* start EXCERPTED RECORDS *
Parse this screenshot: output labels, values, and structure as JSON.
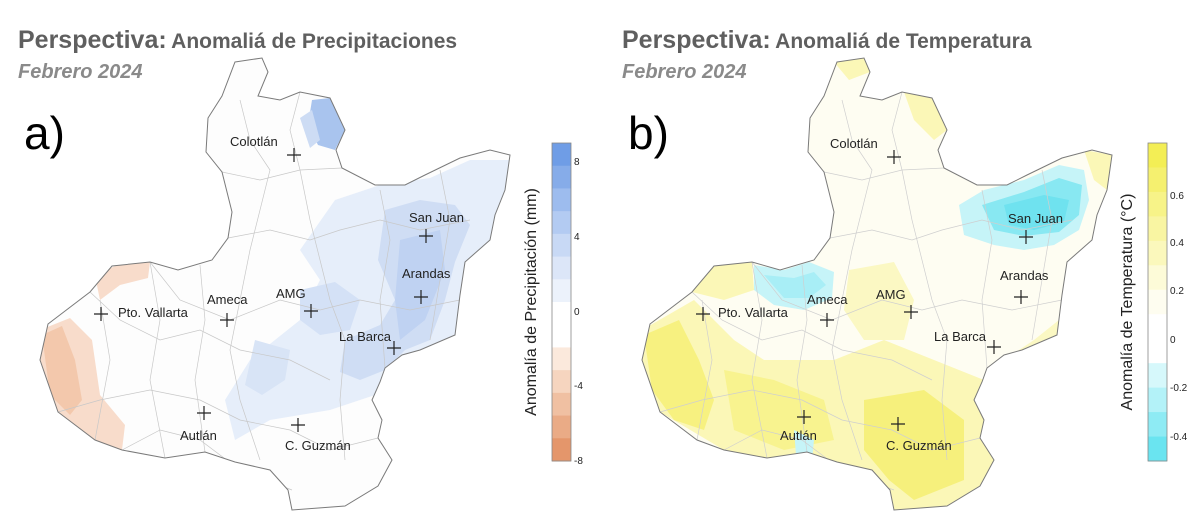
{
  "panels": [
    {
      "title_lead": "Perspectiva:",
      "title_rest": "Anomaliá de Precipitaciones",
      "subtitle": "Febrero 2024",
      "label": "a)",
      "colorbar": {
        "title": "Anomalía de Precipitación (mm)",
        "ticks": [
          "8",
          "4",
          "0",
          "-4",
          "-8"
        ],
        "colors": [
          "#6f9de6",
          "#86ace9",
          "#9dbcee",
          "#b3cbf2",
          "#c8d9f5",
          "#dce6f8",
          "#ecf2fb",
          "#ffffff",
          "#ffffff",
          "#fbe9dc",
          "#f6d5bf",
          "#f0c0a2",
          "#eaab86",
          "#e4966b"
        ]
      },
      "cities": [
        {
          "name": "Colotlán"
        },
        {
          "name": "San Juan"
        },
        {
          "name": "Arandas"
        },
        {
          "name": "AMG"
        },
        {
          "name": "Ameca"
        },
        {
          "name": "Pto. Vallarta"
        },
        {
          "name": "La Barca"
        },
        {
          "name": "Autlán"
        },
        {
          "name": "C. Guzmán"
        }
      ]
    },
    {
      "title_lead": "Perspectiva:",
      "title_rest": "Anomaliá de Temperatura",
      "subtitle": "Febrero 2024",
      "label": "b)",
      "colorbar": {
        "title": "Anomalía de Temperatura (°C)",
        "ticks": [
          "0.6",
          "0.4",
          "0.2",
          "0",
          "-0.2",
          "-0.4"
        ],
        "colors": [
          "#f3ee55",
          "#f5f06f",
          "#f7f388",
          "#f9f5a2",
          "#fbf8bc",
          "#fdfbd8",
          "#fefdf0",
          "#ffffff",
          "#ffffff",
          "#d6f8fb",
          "#b3f2f8",
          "#8eebf4",
          "#6ae4f0"
        ]
      },
      "cities": [
        {
          "name": "Colotlán"
        },
        {
          "name": "San Juan"
        },
        {
          "name": "Arandas"
        },
        {
          "name": "AMG"
        },
        {
          "name": "Ameca"
        },
        {
          "name": "Pto. Vallarta"
        },
        {
          "name": "La Barca"
        },
        {
          "name": "Autlán"
        },
        {
          "name": "C. Guzmán"
        }
      ]
    }
  ]
}
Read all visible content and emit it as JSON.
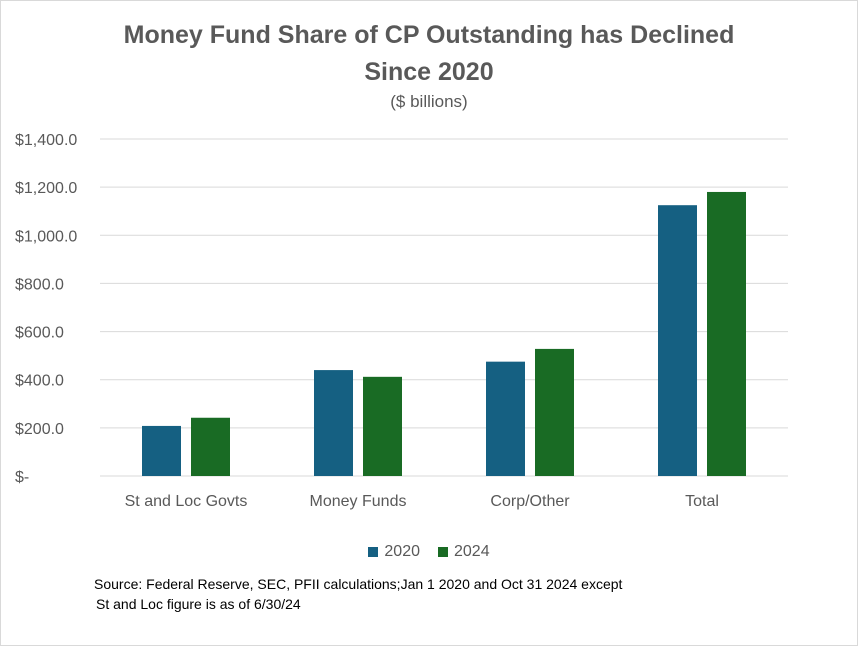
{
  "chart_data": {
    "type": "bar",
    "title_line1": "Money Fund Share of CP Outstanding has Declined",
    "title_line2": "Since 2020",
    "subtitle": "($ billions)",
    "categories": [
      "St and Loc Govts",
      "Money Funds",
      "Corp/Other",
      "Total"
    ],
    "series": [
      {
        "name": "2020",
        "values": [
          208,
          440,
          475,
          1125
        ],
        "color": "#156082"
      },
      {
        "name": "2024",
        "values": [
          242,
          412,
          528,
          1180
        ],
        "color": "#196b24"
      }
    ],
    "ylim": [
      0,
      1400
    ],
    "yticks": [
      0,
      200,
      400,
      600,
      800,
      1000,
      1200,
      1400
    ],
    "ytick_labels": [
      "$-",
      "$200.0",
      "$400.0",
      "$600.0",
      "$800.0",
      "$1,000.0",
      "$1,200.0",
      "$1,400.0"
    ],
    "grid": true,
    "legend_position": "bottom"
  },
  "note": {
    "line1": "Source:  Federal Reserve, SEC, PFII calculations;Jan 1 2020 and Oct 31 2024 except",
    "line2": "St and Loc figure is as of 6/30/24"
  },
  "colors": {
    "gridline": "#d9d9d9",
    "text": "#595959"
  }
}
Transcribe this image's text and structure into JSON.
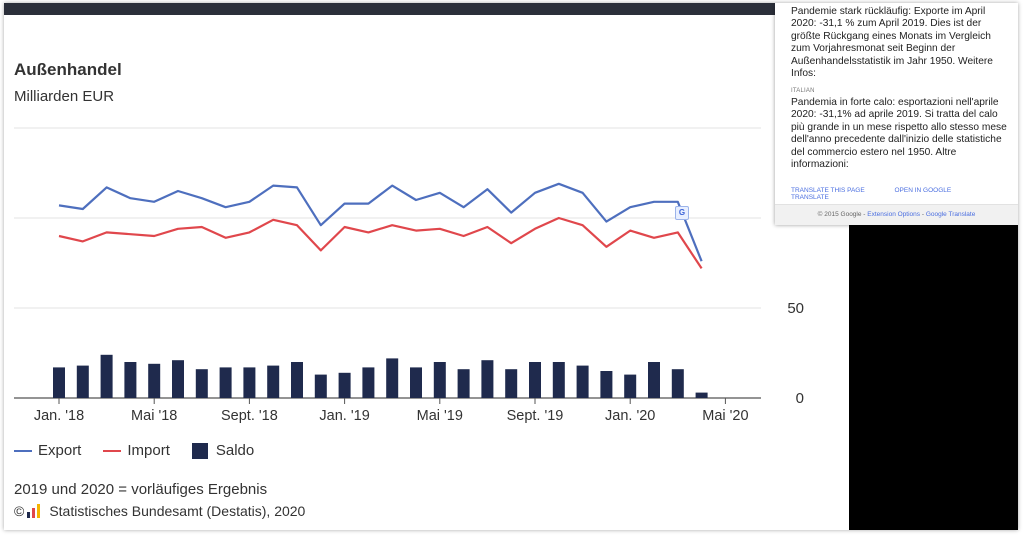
{
  "chart_data": {
    "type": "line+bar",
    "title": "Außenhandel",
    "subtitle": "Milliarden EUR",
    "x_tick_labels": [
      "Jan. '18",
      "Mai '18",
      "Sept. '18",
      "Jan. '19",
      "Mai '19",
      "Sept. '19",
      "Jan. '20",
      "Mai '20"
    ],
    "y_tick_labels": [
      "0",
      "50"
    ],
    "ylim": [
      0,
      150
    ],
    "grid": true,
    "series": [
      {
        "name": "Export",
        "color": "#4e6fbe",
        "values": [
          107,
          105,
          117,
          111,
          109,
          115,
          111,
          106,
          109,
          118,
          117,
          96,
          108,
          108,
          118,
          110,
          114,
          106,
          116,
          103,
          114,
          119,
          114,
          98,
          106,
          109,
          109,
          76
        ]
      },
      {
        "name": "Import",
        "color": "#e0474c",
        "values": [
          90,
          87,
          92,
          91,
          90,
          94,
          95,
          89,
          92,
          99,
          96,
          82,
          95,
          92,
          96,
          93,
          94,
          90,
          95,
          86,
          94,
          100,
          96,
          84,
          93,
          89,
          92,
          72
        ]
      },
      {
        "name": "Saldo",
        "color": "#1f2a4d",
        "values": [
          17,
          18,
          24,
          20,
          19,
          21,
          16,
          17,
          17,
          18,
          20,
          13,
          14,
          17,
          22,
          17,
          20,
          16,
          21,
          16,
          20,
          20,
          18,
          15,
          13,
          20,
          16,
          3
        ]
      }
    ]
  },
  "legend": {
    "export": "Export",
    "import": "Import",
    "saldo": "Saldo"
  },
  "footnote": "2019 und 2020 = vorläufiges Ergebnis",
  "source": "Statistisches Bundesamt (Destatis), 2020",
  "copyright_symbol": "©",
  "popup": {
    "original": "Pandemie stark rückläufig: Exporte im April 2020: -31,1 % zum April 2019. Dies ist der größte Rückgang eines Monats im Vergleich zum Vorjahresmonat seit Beginn der Außenhandelsstatistik im Jahr 1950. Weitere Infos:",
    "lang": "ITALIAN",
    "translation": "Pandemia in forte calo: esportazioni nell'aprile 2020: -31,1% ad aprile 2019. Si tratta del calo più grande in un mese rispetto allo stesso mese dell'anno precedente dall'inizio delle statistiche del commercio estero nel 1950. Altre informazioni:",
    "translate_page": "TRANSLATE THIS PAGE",
    "open_google": "OPEN IN GOOGLE TRANSLATE",
    "footer_prefix": "© 2015 Google -",
    "footer_options": "Extension Options",
    "footer_sep": "-",
    "footer_gt": "Google Translate"
  },
  "colors": {
    "export": "#4e6fbe",
    "import": "#e0474c",
    "saldo": "#1f2a4d"
  }
}
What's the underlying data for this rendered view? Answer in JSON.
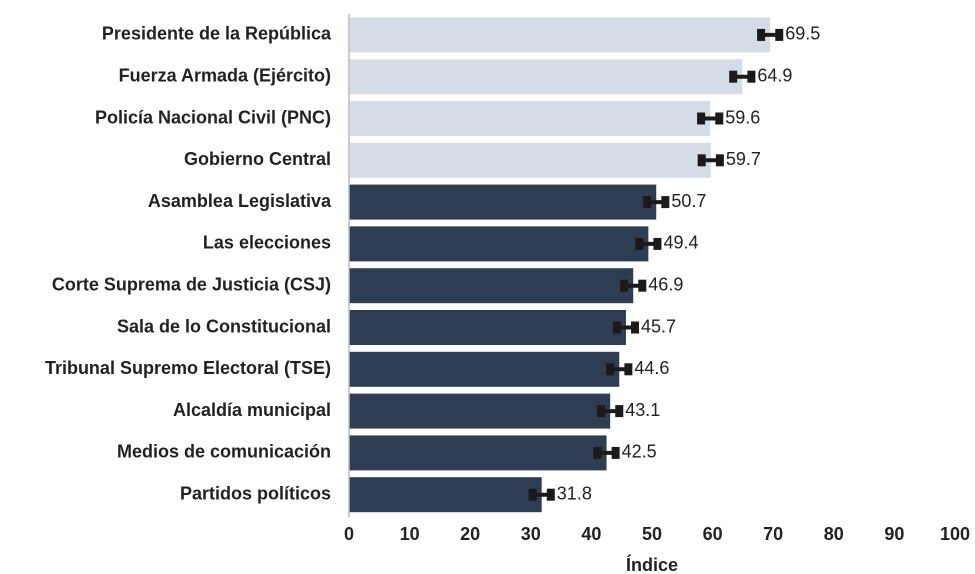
* end EXCERPTED RECORDS *
### TASK TO CARRY OUT:
Repeat the data exactly, excluding the pictures.

### FULL ANSWER:
Parse this screenshot: output labels, values, and structure as JSON.
{
  "panels": [
    {
      "title_lead": "Perspectiva:",
      "title_rest": "Anomaliá de Precipitaciones",
      "subtitle": "Febrero 2024",
      "label": "a)",
      "colorbar": {
        "title": "Anomalía de Precipitación (mm)",
        "ticks": [
          "8",
          "4",
          "0",
          "-4",
          "-8"
        ],
        "colors": [
          "#6f9de6",
          "#86ace9",
          "#9dbcee",
          "#b3cbf2",
          "#c8d9f5",
          "#dce6f8",
          "#ecf2fb",
          "#ffffff",
          "#ffffff",
          "#fbe9dc",
          "#f6d5bf",
          "#f0c0a2",
          "#eaab86",
          "#e4966b"
        ]
      },
      "cities": [
        {
          "name": "Colotlán"
        },
        {
          "name": "San Juan"
        },
        {
          "name": "Arandas"
        },
        {
          "name": "AMG"
        },
        {
          "name": "Ameca"
        },
        {
          "name": "Pto. Vallarta"
        },
        {
          "name": "La Barca"
        },
        {
          "name": "Autlán"
        },
        {
          "name": "C. Guzmán"
        }
      ]
    },
    {
      "title_lead": "Perspectiva:",
      "title_rest": "Anomaliá de Temperatura",
      "subtitle": "Febrero 2024",
      "label": "b)",
      "colorbar": {
        "title": "Anomalía de Temperatura (°C)",
        "ticks": [
          "0.6",
          "0.4",
          "0.2",
          "0",
          "-0.2",
          "-0.4"
        ],
        "colors": [
          "#f3ee55",
          "#f5f06f",
          "#f7f388",
          "#f9f5a2",
          "#fbf8bc",
          "#fdfbd8",
          "#fefdf0",
          "#ffffff",
          "#ffffff",
          "#d6f8fb",
          "#b3f2f8",
          "#8eebf4",
          "#6ae4f0"
        ]
      },
      "cities": [
        {
          "name": "Colotlán"
        },
        {
          "name": "San Juan"
        },
        {
          "name": "Arandas"
        },
        {
          "name": "AMG"
        },
        {
          "name": "Ameca"
        },
        {
          "name": "Pto. Vallarta"
        },
        {
          "name": "La Barca"
        },
        {
          "name": "Autlán"
        },
        {
          "name": "C. Guzmán"
        }
      ]
    }
  ]
}
Read all visible content and emit it as JSON.
{
  "chart_data": {
    "type": "bar",
    "title_line1": "Money Fund Share of CP Outstanding has Declined",
    "title_line2": "Since 2020",
    "subtitle": "($ billions)",
    "categories": [
      "St and Loc Govts",
      "Money Funds",
      "Corp/Other",
      "Total"
    ],
    "series": [
      {
        "name": "2020",
        "values": [
          208,
          440,
          475,
          1125
        ],
        "color": "#156082"
      },
      {
        "name": "2024",
        "values": [
          242,
          412,
          528,
          1180
        ],
        "color": "#196b24"
      }
    ],
    "ylim": [
      0,
      1400
    ],
    "yticks": [
      0,
      200,
      400,
      600,
      800,
      1000,
      1200,
      1400
    ],
    "ytick_labels": [
      "$-",
      "$200.0",
      "$400.0",
      "$600.0",
      "$800.0",
      "$1,000.0",
      "$1,200.0",
      "$1,400.0"
    ],
    "grid": true,
    "legend_position": "bottom"
  },
  "note": {
    "line1": "Source:  Federal Reserve, SEC, PFII calculations;Jan 1 2020 and Oct 31 2024 except",
    "line2": "St and Loc figure is as of 6/30/24"
  },
  "colors": {
    "gridline": "#d9d9d9",
    "text": "#595959"
  }
}
Transcribe this image's text and structure into JSON.
{
  "chart_data": {
    "type": "line+bar",
    "title": "Außenhandel",
    "subtitle": "Milliarden EUR",
    "x_tick_labels": [
      "Jan. '18",
      "Mai '18",
      "Sept. '18",
      "Jan. '19",
      "Mai '19",
      "Sept. '19",
      "Jan. '20",
      "Mai '20"
    ],
    "y_tick_labels": [
      "0",
      "50"
    ],
    "ylim": [
      0,
      150
    ],
    "grid": true,
    "series": [
      {
        "name": "Export",
        "color": "#4e6fbe",
        "values": [
          107,
          105,
          117,
          111,
          109,
          115,
          111,
          106,
          109,
          118,
          117,
          96,
          108,
          108,
          118,
          110,
          114,
          106,
          116,
          103,
          114,
          119,
          114,
          98,
          106,
          109,
          109,
          76
        ]
      },
      {
        "name": "Import",
        "color": "#e0474c",
        "values": [
          90,
          87,
          92,
          91,
          90,
          94,
          95,
          89,
          92,
          99,
          96,
          82,
          95,
          92,
          96,
          93,
          94,
          90,
          95,
          86,
          94,
          100,
          96,
          84,
          93,
          89,
          92,
          72
        ]
      },
      {
        "name": "Saldo",
        "color": "#1f2a4d",
        "values": [
          17,
          18,
          24,
          20,
          19,
          21,
          16,
          17,
          17,
          18,
          20,
          13,
          14,
          17,
          22,
          17,
          20,
          16,
          21,
          16,
          20,
          20,
          18,
          15,
          13,
          20,
          16,
          3
        ]
      }
    ]
  },
  "legend": {
    "export": "Export",
    "import": "Import",
    "saldo": "Saldo"
  },
  "footnote": "2019 und 2020 = vorläufiges Ergebnis",
  "source": "Statistisches Bundesamt (Destatis), 2020",
  "copyright_symbol": "©",
  "popup": {
    "original": "Pandemie stark rückläufig: Exporte im April 2020: -31,1 % zum April 2019. Dies ist der größte Rückgang eines Monats im Vergleich zum Vorjahresmonat seit Beginn der Außenhandelsstatistik im Jahr 1950. Weitere Infos:",
    "lang": "ITALIAN",
    "translation": "Pandemia in forte calo: esportazioni nell'aprile 2020: -31,1% ad aprile 2019. Si tratta del calo più grande in un mese rispetto allo stesso mese dell'anno precedente dall'inizio delle statistiche del commercio estero nel 1950. Altre informazioni:",
    "translate_page": "TRANSLATE THIS PAGE",
    "open_google": "OPEN IN GOOGLE TRANSLATE",
    "footer_prefix": "© 2015 Google -",
    "footer_options": "Extension Options",
    "footer_sep": "-",
    "footer_gt": "Google Translate"
  },
  "colors": {
    "export": "#4e6fbe",
    "import": "#e0474c",
    "saldo": "#1f2a4d"
  }
}
What's the underlying data for this rendered view? Answer in JSON.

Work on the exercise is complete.